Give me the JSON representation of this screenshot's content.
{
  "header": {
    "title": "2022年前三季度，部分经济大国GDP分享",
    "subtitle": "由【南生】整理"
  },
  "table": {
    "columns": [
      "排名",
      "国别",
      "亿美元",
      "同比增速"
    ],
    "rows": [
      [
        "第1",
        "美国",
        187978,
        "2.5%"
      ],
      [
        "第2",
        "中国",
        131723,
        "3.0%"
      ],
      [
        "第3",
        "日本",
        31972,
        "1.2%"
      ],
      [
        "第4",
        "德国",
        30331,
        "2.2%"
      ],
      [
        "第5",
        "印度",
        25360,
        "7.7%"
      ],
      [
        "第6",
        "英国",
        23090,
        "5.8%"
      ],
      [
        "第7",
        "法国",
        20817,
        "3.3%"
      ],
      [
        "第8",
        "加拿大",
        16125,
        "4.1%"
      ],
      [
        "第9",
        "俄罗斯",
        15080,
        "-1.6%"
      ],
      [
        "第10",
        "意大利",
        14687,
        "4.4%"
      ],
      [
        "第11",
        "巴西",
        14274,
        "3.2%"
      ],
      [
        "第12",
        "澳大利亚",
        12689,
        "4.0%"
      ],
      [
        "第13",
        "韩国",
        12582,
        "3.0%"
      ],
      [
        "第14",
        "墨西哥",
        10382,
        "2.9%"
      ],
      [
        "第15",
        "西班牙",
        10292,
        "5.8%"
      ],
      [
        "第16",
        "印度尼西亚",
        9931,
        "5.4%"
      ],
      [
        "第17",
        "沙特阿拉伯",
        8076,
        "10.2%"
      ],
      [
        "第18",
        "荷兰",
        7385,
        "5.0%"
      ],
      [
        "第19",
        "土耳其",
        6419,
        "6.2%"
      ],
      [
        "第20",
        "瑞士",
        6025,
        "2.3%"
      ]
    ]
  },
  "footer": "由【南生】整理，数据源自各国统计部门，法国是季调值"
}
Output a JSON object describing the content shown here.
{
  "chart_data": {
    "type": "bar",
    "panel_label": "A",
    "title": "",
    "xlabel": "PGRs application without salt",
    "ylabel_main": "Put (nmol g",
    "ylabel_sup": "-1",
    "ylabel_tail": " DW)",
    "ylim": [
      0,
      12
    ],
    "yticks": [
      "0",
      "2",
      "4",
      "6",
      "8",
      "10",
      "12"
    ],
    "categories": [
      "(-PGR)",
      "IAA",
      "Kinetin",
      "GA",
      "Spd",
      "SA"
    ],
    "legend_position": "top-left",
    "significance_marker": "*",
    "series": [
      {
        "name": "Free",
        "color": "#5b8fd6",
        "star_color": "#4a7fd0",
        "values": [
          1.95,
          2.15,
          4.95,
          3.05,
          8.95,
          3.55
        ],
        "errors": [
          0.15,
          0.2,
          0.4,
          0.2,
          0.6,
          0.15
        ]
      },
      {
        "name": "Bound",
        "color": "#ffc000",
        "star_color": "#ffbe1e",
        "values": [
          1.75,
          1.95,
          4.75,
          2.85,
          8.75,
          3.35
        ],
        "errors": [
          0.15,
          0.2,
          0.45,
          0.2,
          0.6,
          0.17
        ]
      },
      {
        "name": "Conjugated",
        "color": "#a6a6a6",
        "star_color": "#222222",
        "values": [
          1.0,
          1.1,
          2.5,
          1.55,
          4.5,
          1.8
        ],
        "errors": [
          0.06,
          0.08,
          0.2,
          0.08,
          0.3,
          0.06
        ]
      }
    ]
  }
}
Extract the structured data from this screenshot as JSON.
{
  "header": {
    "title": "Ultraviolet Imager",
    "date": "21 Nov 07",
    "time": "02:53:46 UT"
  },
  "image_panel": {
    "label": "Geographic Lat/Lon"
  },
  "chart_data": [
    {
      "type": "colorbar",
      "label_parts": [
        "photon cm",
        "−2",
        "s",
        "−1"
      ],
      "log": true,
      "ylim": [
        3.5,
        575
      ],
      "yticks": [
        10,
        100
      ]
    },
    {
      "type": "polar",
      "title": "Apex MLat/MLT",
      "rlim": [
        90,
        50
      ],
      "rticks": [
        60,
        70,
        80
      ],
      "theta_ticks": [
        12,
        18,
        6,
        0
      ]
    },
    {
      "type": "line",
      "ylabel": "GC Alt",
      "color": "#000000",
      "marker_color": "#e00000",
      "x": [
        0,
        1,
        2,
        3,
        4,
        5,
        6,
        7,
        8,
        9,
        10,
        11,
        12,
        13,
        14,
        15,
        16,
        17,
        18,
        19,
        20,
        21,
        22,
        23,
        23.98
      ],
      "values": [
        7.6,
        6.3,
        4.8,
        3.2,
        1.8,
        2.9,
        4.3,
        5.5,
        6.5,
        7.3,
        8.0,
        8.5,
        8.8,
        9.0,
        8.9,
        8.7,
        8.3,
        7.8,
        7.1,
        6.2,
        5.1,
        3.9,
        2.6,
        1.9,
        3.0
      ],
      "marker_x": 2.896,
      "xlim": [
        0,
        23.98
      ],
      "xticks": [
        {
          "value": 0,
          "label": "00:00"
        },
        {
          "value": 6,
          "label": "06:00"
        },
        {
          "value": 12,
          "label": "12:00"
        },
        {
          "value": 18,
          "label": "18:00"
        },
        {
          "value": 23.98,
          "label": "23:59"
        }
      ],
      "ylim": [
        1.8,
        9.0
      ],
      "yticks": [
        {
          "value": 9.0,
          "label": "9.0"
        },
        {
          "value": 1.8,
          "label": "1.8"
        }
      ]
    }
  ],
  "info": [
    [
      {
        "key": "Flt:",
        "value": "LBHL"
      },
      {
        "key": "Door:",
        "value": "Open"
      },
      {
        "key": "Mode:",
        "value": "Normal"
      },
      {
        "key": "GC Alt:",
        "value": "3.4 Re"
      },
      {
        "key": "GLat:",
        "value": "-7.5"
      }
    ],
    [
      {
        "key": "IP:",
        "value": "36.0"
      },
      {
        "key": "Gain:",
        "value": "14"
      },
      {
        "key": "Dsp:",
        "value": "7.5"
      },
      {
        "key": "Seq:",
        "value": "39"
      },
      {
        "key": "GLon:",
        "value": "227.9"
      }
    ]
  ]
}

**Problem to work on**
Repeat the preceding lines exactly, please, every one of them.

**Solution for this problem**
Give me the JSON representation of this screenshot's content.
{
  "header": {
    "title": "2022年前三季度，部分经济大国GDP分享",
    "subtitle": "由【南生】整理"
  },
  "table": {
    "columns": [
      "排名",
      "国别",
      "亿美元",
      "同比增速"
    ],
    "rows": [
      [
        "第1",
        "美国",
        187978,
        "2.5%"
      ],
      [
        "第2",
        "中国",
        131723,
        "3.0%"
      ],
      [
        "第3",
        "日本",
        31972,
        "1.2%"
      ],
      [
        "第4",
        "德国",
        30331,
        "2.2%"
      ],
      [
        "第5",
        "印度",
        25360,
        "7.7%"
      ],
      [
        "第6",
        "英国",
        23090,
        "5.8%"
      ],
      [
        "第7",
        "法国",
        20817,
        "3.3%"
      ],
      [
        "第8",
        "加拿大",
        16125,
        "4.1%"
      ],
      [
        "第9",
        "俄罗斯",
        15080,
        "-1.6%"
      ],
      [
        "第10",
        "意大利",
        14687,
        "4.4%"
      ],
      [
        "第11",
        "巴西",
        14274,
        "3.2%"
      ],
      [
        "第12",
        "澳大利亚",
        12689,
        "4.0%"
      ],
      [
        "第13",
        "韩国",
        12582,
        "3.0%"
      ],
      [
        "第14",
        "墨西哥",
        10382,
        "2.9%"
      ],
      [
        "第15",
        "西班牙",
        10292,
        "5.8%"
      ],
      [
        "第16",
        "印度尼西亚",
        9931,
        "5.4%"
      ],
      [
        "第17",
        "沙特阿拉伯",
        8076,
        "10.2%"
      ],
      [
        "第18",
        "荷兰",
        7385,
        "5.0%"
      ],
      [
        "第19",
        "土耳其",
        6419,
        "6.2%"
      ],
      [
        "第20",
        "瑞士",
        6025,
        "2.3%"
      ]
    ]
  },
  "footer": "由【南生】整理，数据源自各国统计部门，法国是季调值"
}
Output a JSON object describing the content shown here.
{
  "chart_data": {
    "type": "bar",
    "panel_label": "A",
    "title": "",
    "xlabel": "PGRs application without salt",
    "ylabel_main": "Put (nmol g",
    "ylabel_sup": "-1",
    "ylabel_tail": " DW)",
    "ylim": [
      0,
      12
    ],
    "yticks": [
      "0",
      "2",
      "4",
      "6",
      "8",
      "10",
      "12"
    ],
    "categories": [
      "(-PGR)",
      "IAA",
      "Kinetin",
      "GA",
      "Spd",
      "SA"
    ],
    "legend_position": "top-left",
    "significance_marker": "*",
    "series": [
      {
        "name": "Free",
        "color": "#5b8fd6",
        "star_color": "#4a7fd0",
        "values": [
          1.95,
          2.15,
          4.95,
          3.05,
          8.95,
          3.55
        ],
        "errors": [
          0.15,
          0.2,
          0.4,
          0.2,
          0.6,
          0.15
        ]
      },
      {
        "name": "Bound",
        "color": "#ffc000",
        "star_color": "#ffbe1e",
        "values": [
          1.75,
          1.95,
          4.75,
          2.85,
          8.75,
          3.35
        ],
        "errors": [
          0.15,
          0.2,
          0.45,
          0.2,
          0.6,
          0.17
        ]
      },
      {
        "name": "Conjugated",
        "color": "#a6a6a6",
        "star_color": "#222222",
        "values": [
          1.0,
          1.1,
          2.5,
          1.55,
          4.5,
          1.8
        ],
        "errors": [
          0.06,
          0.08,
          0.2,
          0.08,
          0.3,
          0.06
        ]
      }
    ]
  }
}
Extract the structured data from this screenshot as JSON.
{
  "header": {
    "title": "Ultraviolet Imager",
    "date": "21 Nov 07",
    "time": "02:53:46 UT"
  },
  "image_panel": {
    "label": "Geographic Lat/Lon"
  },
  "chart_data": [
    {
      "type": "colorbar",
      "label_parts": [
        "photon cm",
        "−2",
        "s",
        "−1"
      ],
      "log": true,
      "ylim": [
        3.5,
        575
      ],
      "yticks": [
        10,
        100
      ]
    },
    {
      "type": "polar",
      "title": "Apex MLat/MLT",
      "rlim": [
        90,
        50
      ],
      "rticks": [
        60,
        70,
        80
      ],
      "theta_ticks": [
        12,
        18,
        6,
        0
      ]
    },
    {
      "type": "line",
      "ylabel": "GC Alt",
      "color": "#000000",
      "marker_color": "#e00000",
      "x": [
        0,
        1,
        2,
        3,
        4,
        5,
        6,
        7,
        8,
        9,
        10,
        11,
        12,
        13,
        14,
        15,
        16,
        17,
        18,
        19,
        20,
        21,
        22,
        23,
        23.98
      ],
      "values": [
        7.6,
        6.3,
        4.8,
        3.2,
        1.8,
        2.9,
        4.3,
        5.5,
        6.5,
        7.3,
        8.0,
        8.5,
        8.8,
        9.0,
        8.9,
        8.7,
        8.3,
        7.8,
        7.1,
        6.2,
        5.1,
        3.9,
        2.6,
        1.9,
        3.0
      ],
      "marker_x": 2.896,
      "xlim": [
        0,
        23.98
      ],
      "xticks": [
        {
          "value": 0,
          "label": "00:00"
        },
        {
          "value": 6,
          "label": "06:00"
        },
        {
          "value": 12,
          "label": "12:00"
        },
        {
          "value": 18,
          "label": "18:00"
        },
        {
          "value": 23.98,
          "label": "23:59"
        }
      ],
      "ylim": [
        1.8,
        9.0
      ],
      "yticks": [
        {
          "value": 9.0,
          "label": "9.0"
        },
        {
          "value": 1.8,
          "label": "1.8"
        }
      ]
    }
  ],
  "info": [
    [
      {
        "key": "Flt:",
        "value": "LBHL"
      },
      {
        "key": "Door:",
        "value": "Open"
      },
      {
        "key": "Mode:",
        "value": "Normal"
      },
      {
        "key": "GC Alt:",
        "value": "3.4 Re"
      },
      {
        "key": "GLat:",
        "value": "-7.5"
      }
    ],
    [
      {
        "key": "IP:",
        "value": "36.0"
      },
      {
        "key": "Gain:",
        "value": "14"
      },
      {
        "key": "Dsp:",
        "value": "7.5"
      },
      {
        "key": "Seq:",
        "value": "39"
      },
      {
        "key": "GLon:",
        "value": "227.9"
      }
    ]
  ]
}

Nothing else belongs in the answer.